PROBLEM DESCRIPTION: Extract the lines that hold the string "standard".

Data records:
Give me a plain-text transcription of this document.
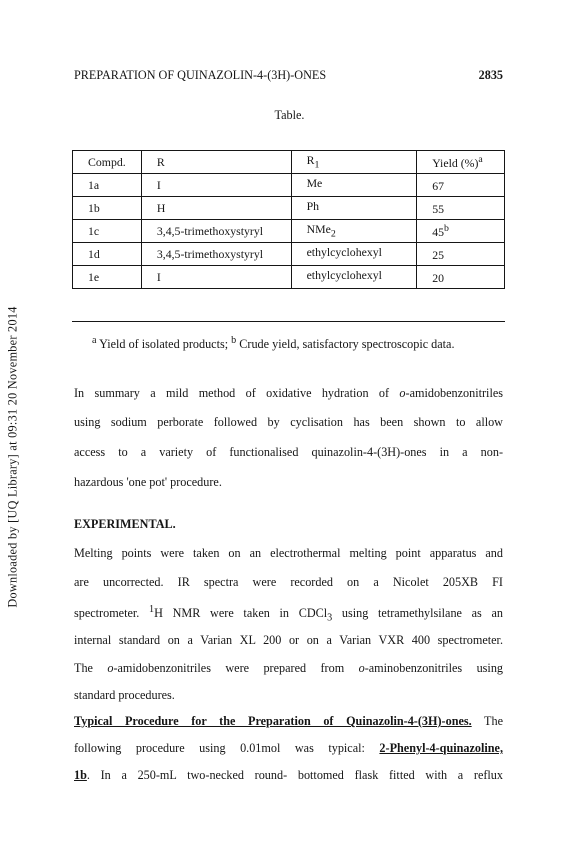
Downloaded by [UQ Library] at 09:31 20 November 2014
PREPARATION OF QUINAZOLIN-4-(3H)-ONES	2835
Table.
Compd.	R	$R_1$	Yield (%)$^a$
1a	I	Me	67
1b	H	Ph	55
1c	3,4,5-trimethoxystyryl	NMe$_2$	45$^b$
1d	3,4,5-trimethoxystyryl	ethylcyclohexyl	25
1e	I	ethylcyclohexyl	20
$^a$ Yield of isolated products; $^b$ Crude yield, satisfactory spectroscopic data.
In summary a mild method of oxidative hydration of o-amidobenzonitriles
using sodium perborate followed by cyclisation has been shown to allow
access to a variety of functionalised quinazolin-4-(3H)-ones in a non-
hazardous 'one pot' procedure.
EXPERIMENTAL.
Melting points were taken on an electrothermal melting point apparatus and
are uncorrected. IR spectra were recorded on a Nicolet 205XB FI
spectrometer. $^1$H NMR were taken in CDCl$_3$ using tetramethylsilane as an
internal standard on a Varian XL 200 or on a Varian VXR 400 spectrometer.
The o-amidobenzonitriles were prepared from o-aminobenzonitriles using
standard procedures.
Typical Procedure for the Preparation of Quinazolin-4-(3H)-ones. The
following procedure using 0.01mol was typical: 2-Phenyl-4-quinazoline,
1b. In a 250-mL two-necked round- bottomed flask fitted with a reflux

TASK OUTPUT:
internal standard on a Varian XL 200 or on a Varian VXR 400 spectrometer.
standard procedures.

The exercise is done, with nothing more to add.